[EXERCISE AIM]
Extract the records in full, leaving every picture out.

[RECORDS FOR THE TASK]

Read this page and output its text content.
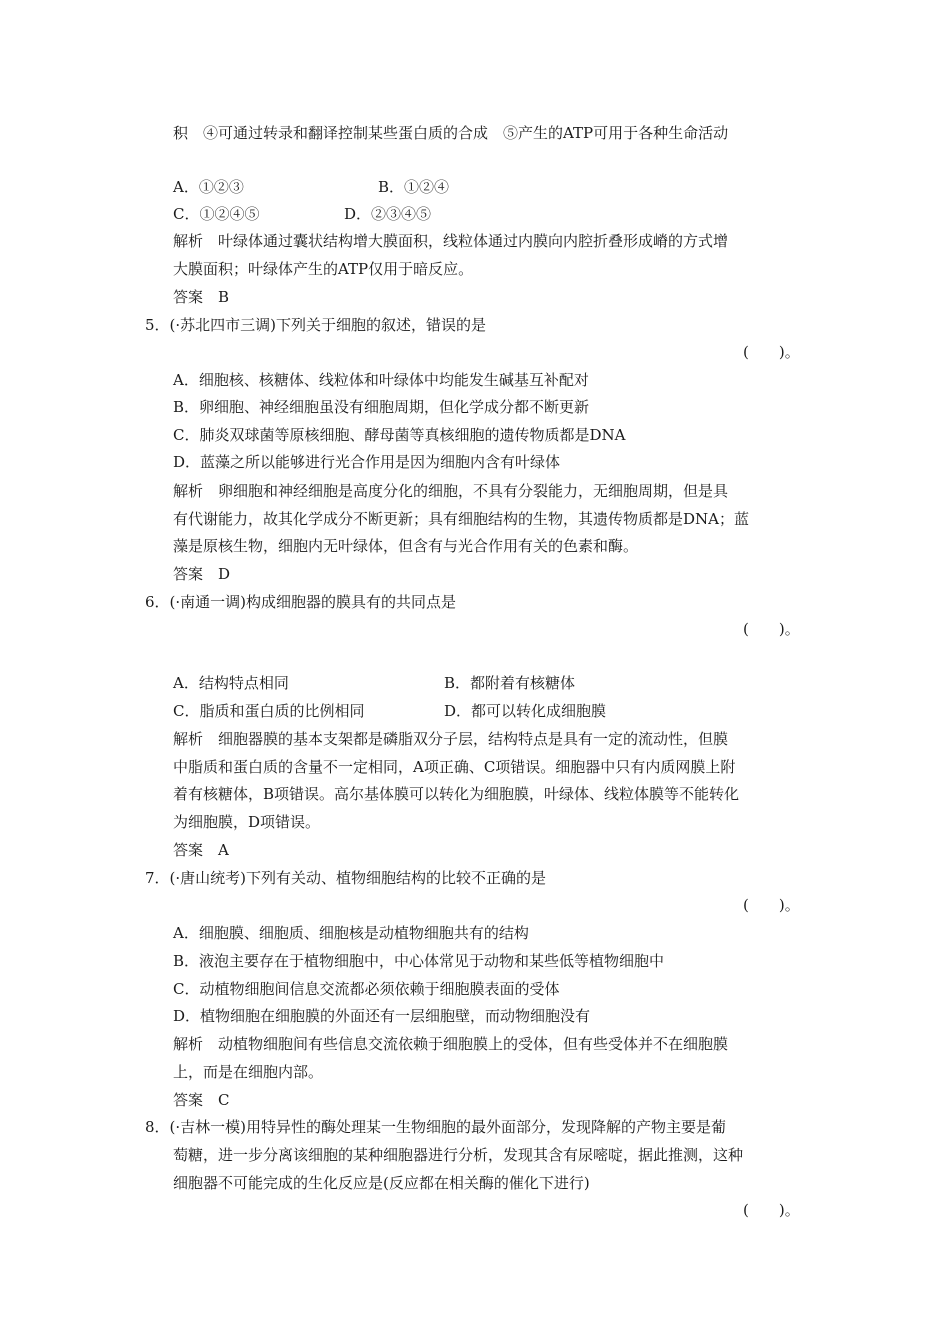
积　④可通过转录和翻译控制某些蛋白质的合成　⑤产生的ATP可用于各种生命活动
A．①②③	B．①②④
C．①②④⑤	D．②③④⑤
解析　叶绿体通过囊状结构增大膜面积，线粒体通过内膜向内腔折叠形成嵴的方式增
大膜面积；叶绿体产生的ATP仅用于暗反应。
答案　B
5．(·苏北四市三调)下列关于细胞的叙述，错误的是
(　　)。
A．细胞核、核糖体、线粒体和叶绿体中均能发生碱基互补配对
B．卵细胞、神经细胞虽没有细胞周期，但化学成分都不断更新
C．肺炎双球菌等原核细胞、酵母菌等真核细胞的遗传物质都是DNA
D．蓝藻之所以能够进行光合作用是因为细胞内含有叶绿体
解析　卵细胞和神经细胞是高度分化的细胞，不具有分裂能力，无细胞周期，但是具
有代谢能力，故其化学成分不断更新；具有细胞结构的生物，其遗传物质都是DNA；蓝
藻是原核生物，细胞内无叶绿体，但含有与光合作用有关的色素和酶。
答案　D
6．(·南通一调)构成细胞器的膜具有的共同点是
(　　)。
A．结构特点相同	B．都附着有核糖体
C．脂质和蛋白质的比例相同	D．都可以转化成细胞膜
解析　细胞器膜的基本支架都是磷脂双分子层，结构特点是具有一定的流动性，但膜
中脂质和蛋白质的含量不一定相同，A项正确、C项错误。细胞器中只有内质网膜上附
着有核糖体，B项错误。高尔基体膜可以转化为细胞膜，叶绿体、线粒体膜等不能转化
为细胞膜，D项错误。
答案　A
7．(·唐山统考)下列有关动、植物细胞结构的比较不正确的是
(　　)。
A．细胞膜、细胞质、细胞核是动植物细胞共有的结构
B．液泡主要存在于植物细胞中，中心体常见于动物和某些低等植物细胞中
C．动植物细胞间信息交流都必须依赖于细胞膜表面的受体
D．植物细胞在细胞膜的外面还有一层细胞壁，而动物细胞没有
解析　动植物细胞间有些信息交流依赖于细胞膜上的受体，但有些受体并不在细胞膜
上，而是在细胞内部。
答案　C
8．(·吉林一模)用特异性的酶处理某一生物细胞的最外面部分，发现降解的产物主要是葡
萄糖，进一步分离该细胞的某种细胞器进行分析，发现其含有尿嘧啶，据此推测，这种
细胞器不可能完成的生化反应是(反应都在相关酶的催化下进行)
(　　)。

[WRITTEN SOLUTION]
Read this page and output its text content.
积　④可通过转录和翻译控制某些蛋白质的合成　⑤产生的ATP可用于各种生命活动
A．①②③	B．①②④
C．①②④⑤	D．②③④⑤
解析　叶绿体通过囊状结构增大膜面积，线粒体通过内膜向内腔折叠形成嵴的方式增
大膜面积；叶绿体产生的ATP仅用于暗反应。
答案　B
5．(·苏北四市三调)下列关于细胞的叙述，错误的是
(　　)。
A．细胞核、核糖体、线粒体和叶绿体中均能发生碱基互补配对
B．卵细胞、神经细胞虽没有细胞周期，但化学成分都不断更新
C．肺炎双球菌等原核细胞、酵母菌等真核细胞的遗传物质都是DNA
D．蓝藻之所以能够进行光合作用是因为细胞内含有叶绿体
解析　卵细胞和神经细胞是高度分化的细胞，不具有分裂能力，无细胞周期，但是具
有代谢能力，故其化学成分不断更新；具有细胞结构的生物，其遗传物质都是DNA；蓝
藻是原核生物，细胞内无叶绿体，但含有与光合作用有关的色素和酶。
答案　D
6．(·南通一调)构成细胞器的膜具有的共同点是
(　　)。
A．结构特点相同	B．都附着有核糖体
C．脂质和蛋白质的比例相同	D．都可以转化成细胞膜
解析　细胞器膜的基本支架都是磷脂双分子层，结构特点是具有一定的流动性，但膜
中脂质和蛋白质的含量不一定相同，A项正确、C项错误。细胞器中只有内质网膜上附
着有核糖体，B项错误。高尔基体膜可以转化为细胞膜，叶绿体、线粒体膜等不能转化
为细胞膜，D项错误。
答案　A
7．(·唐山统考)下列有关动、植物细胞结构的比较不正确的是
(　　)。
A．细胞膜、细胞质、细胞核是动植物细胞共有的结构
B．液泡主要存在于植物细胞中，中心体常见于动物和某些低等植物细胞中
C．动植物细胞间信息交流都必须依赖于细胞膜表面的受体
D．植物细胞在细胞膜的外面还有一层细胞壁，而动物细胞没有
解析　动植物细胞间有些信息交流依赖于细胞膜上的受体，但有些受体并不在细胞膜
上，而是在细胞内部。
答案　C
8．(·吉林一模)用特异性的酶处理某一生物细胞的最外面部分，发现降解的产物主要是葡
萄糖，进一步分离该细胞的某种细胞器进行分析，发现其含有尿嘧啶，据此推测，这种
细胞器不可能完成的生化反应是(反应都在相关酶的催化下进行)
(　　)。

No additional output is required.